Stored items:
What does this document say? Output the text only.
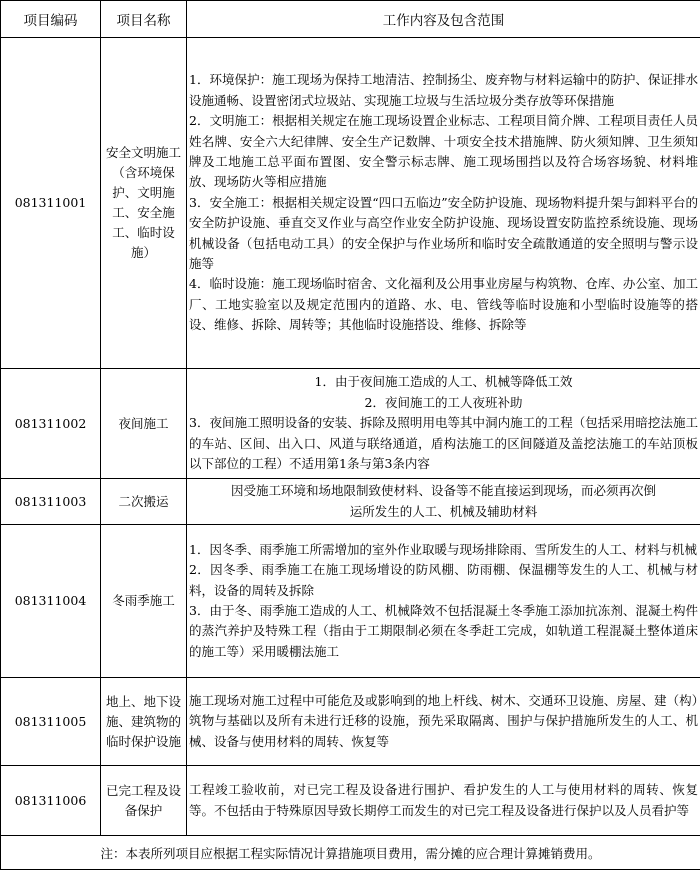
项目编码	项目名称	工作内容及包含范围
081311001	安全文明施工（含环境保护、文明施工、安全施工、临时设施）	1．环境保护：施工现场为保持工地清洁、控制扬尘、废弃物与材料运输中的防护、保证排水设施通畅、设置密闭式垃圾站、实现施工垃圾与生活垃圾分类存放等环保措施

2．文明施工：根据相关规定在施工现场设置企业标志、工程项目简介牌、工程项目责任人员姓名牌、安全六大纪律牌、安全生产记数牌、十项安全技术措施牌、防火须知牌、卫生须知牌及工地施工总平面布置图、安全警示标志牌、施工现场围挡以及符合场容场貌、材料堆放、现场防火等相应措施

3．安全施工：根据相关规定设置“四口五临边”安全防护设施、现场物料提升架与卸料平台的安全防护设施、垂直交叉作业与高空作业安全防护设施、现场设置安防监控系统设施、现场机械设备（包括电动工具）的安全保护与作业场所和临时安全疏散通道的安全照明与警示设施等

4．临时设施：施工现场临时宿舍、文化福利及公用事业房屋与构筑物、仓库、办公室、加工厂、工地实验室以及规定范围内的道路、水、电、管线等临时设施和小型临时设施等的搭设、维修、拆除、周转等；其他临时设施搭设、维修、拆除等

081311002	夜间施工	1．由于夜间施工造成的人工、机械等降低工效

2．夜间施工的工人夜班补助

3．夜间施工照明设备的安装、拆除及照明用电等其中洞内施工的工程（包括采用暗挖法施工的车站、区间、出入口、风道与联络通道，盾构法施工的区间隧道及盖挖法施工的车站顶板以下部位的工程）不适用第1条与第3条内容

081311003	二次搬运	因受施工环境和场地限制致使材料、设备等不能直接运到现场，而必须再次倒运所发生的人工、机械及辅助材料

081311004	冬雨季施工	1．因冬季、雨季施工所需增加的室外作业取暖与现场排除雨、雪所发生的人工、材料与机械

2．因冬季、雨季施工在施工现场增设的防风棚、防雨棚、保温棚等发生的人工、机械与材料，设备的周转及拆除

3．由于冬、雨季施工造成的人工、机械降效不包括混凝土冬季施工添加抗冻剂、混凝土构件的蒸汽养护及特殊工程（指由于工期限制必须在冬季赶工完成，如轨道工程混凝土整体道床的施工等）采用暖棚法施工

081311005	地上、地下设施、建筑物的临时保护设施	施工现场对施工过程中可能危及或影响到的地上杆线、树木、交通环卫设施、房屋、建（构）筑物与基础以及所有未进行迁移的设施，预先采取隔离、围护与保护措施所发生的人工、机械、设备与使用材料的周转、恢复等

081311006	已完工程及设备保护	工程竣工验收前，对已完工程及设备进行围护、看护发生的人工与使用材料的周转、恢复等。不包括由于特殊原因导致长期停工而发生的对已完工程及设备进行保护以及人员看护等

注：本表所列项目应根据工程实际情况计算措施项目费用，需分摊的应合理计算摊销费用。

- **Aim of the exercise**:
Give every line back word for word and leave the pictures out.

- **Written answer**:
What does this document say? Output the text only.
项目编码	项目名称	工作内容及包含范围
081311001	安全文明施工（含环境保护、文明施工、安全施工、临时设施）	1．环境保护：施工现场为保持工地清洁、控制扬尘、废弃物与材料运输中的防护、保证排水设施通畅、设置密闭式垃圾站、实现施工垃圾与生活垃圾分类存放等环保措施

2．文明施工：根据相关规定在施工现场设置企业标志、工程项目简介牌、工程项目责任人员姓名牌、安全六大纪律牌、安全生产记数牌、十项安全技术措施牌、防火须知牌、卫生须知牌及工地施工总平面布置图、安全警示标志牌、施工现场围挡以及符合场容场貌、材料堆放、现场防火等相应措施

3．安全施工：根据相关规定设置“四口五临边”安全防护设施、现场物料提升架与卸料平台的安全防护设施、垂直交叉作业与高空作业安全防护设施、现场设置安防监控系统设施、现场机械设备（包括电动工具）的安全保护与作业场所和临时安全疏散通道的安全照明与警示设施等

4．临时设施：施工现场临时宿舍、文化福利及公用事业房屋与构筑物、仓库、办公室、加工厂、工地实验室以及规定范围内的道路、水、电、管线等临时设施和小型临时设施等的搭设、维修、拆除、周转等；其他临时设施搭设、维修、拆除等

081311002	夜间施工	1．由于夜间施工造成的人工、机械等降低工效

2．夜间施工的工人夜班补助

3．夜间施工照明设备的安装、拆除及照明用电等其中洞内施工的工程（包括采用暗挖法施工的车站、区间、出入口、风道与联络通道，盾构法施工的区间隧道及盖挖法施工的车站顶板以下部位的工程）不适用第1条与第3条内容

081311003	二次搬运	因受施工环境和场地限制致使材料、设备等不能直接运到现场，而必须再次倒运所发生的人工、机械及辅助材料

081311004	冬雨季施工	1．因冬季、雨季施工所需增加的室外作业取暖与现场排除雨、雪所发生的人工、材料与机械

2．因冬季、雨季施工在施工现场增设的防风棚、防雨棚、保温棚等发生的人工、机械与材料，设备的周转及拆除

3．由于冬、雨季施工造成的人工、机械降效不包括混凝土冬季施工添加抗冻剂、混凝土构件的蒸汽养护及特殊工程（指由于工期限制必须在冬季赶工完成，如轨道工程混凝土整体道床的施工等）采用暖棚法施工

081311005	地上、地下设施、建筑物的临时保护设施	施工现场对施工过程中可能危及或影响到的地上杆线、树木、交通环卫设施、房屋、建（构）筑物与基础以及所有未进行迁移的设施，预先采取隔离、围护与保护措施所发生的人工、机械、设备与使用材料的周转、恢复等

081311006	已完工程及设备保护	工程竣工验收前，对已完工程及设备进行围护、看护发生的人工与使用材料的周转、恢复等。不包括由于特殊原因导致长期停工而发生的对已完工程及设备进行保护以及人员看护等

注：本表所列项目应根据工程实际情况计算措施项目费用，需分摊的应合理计算摊销费用。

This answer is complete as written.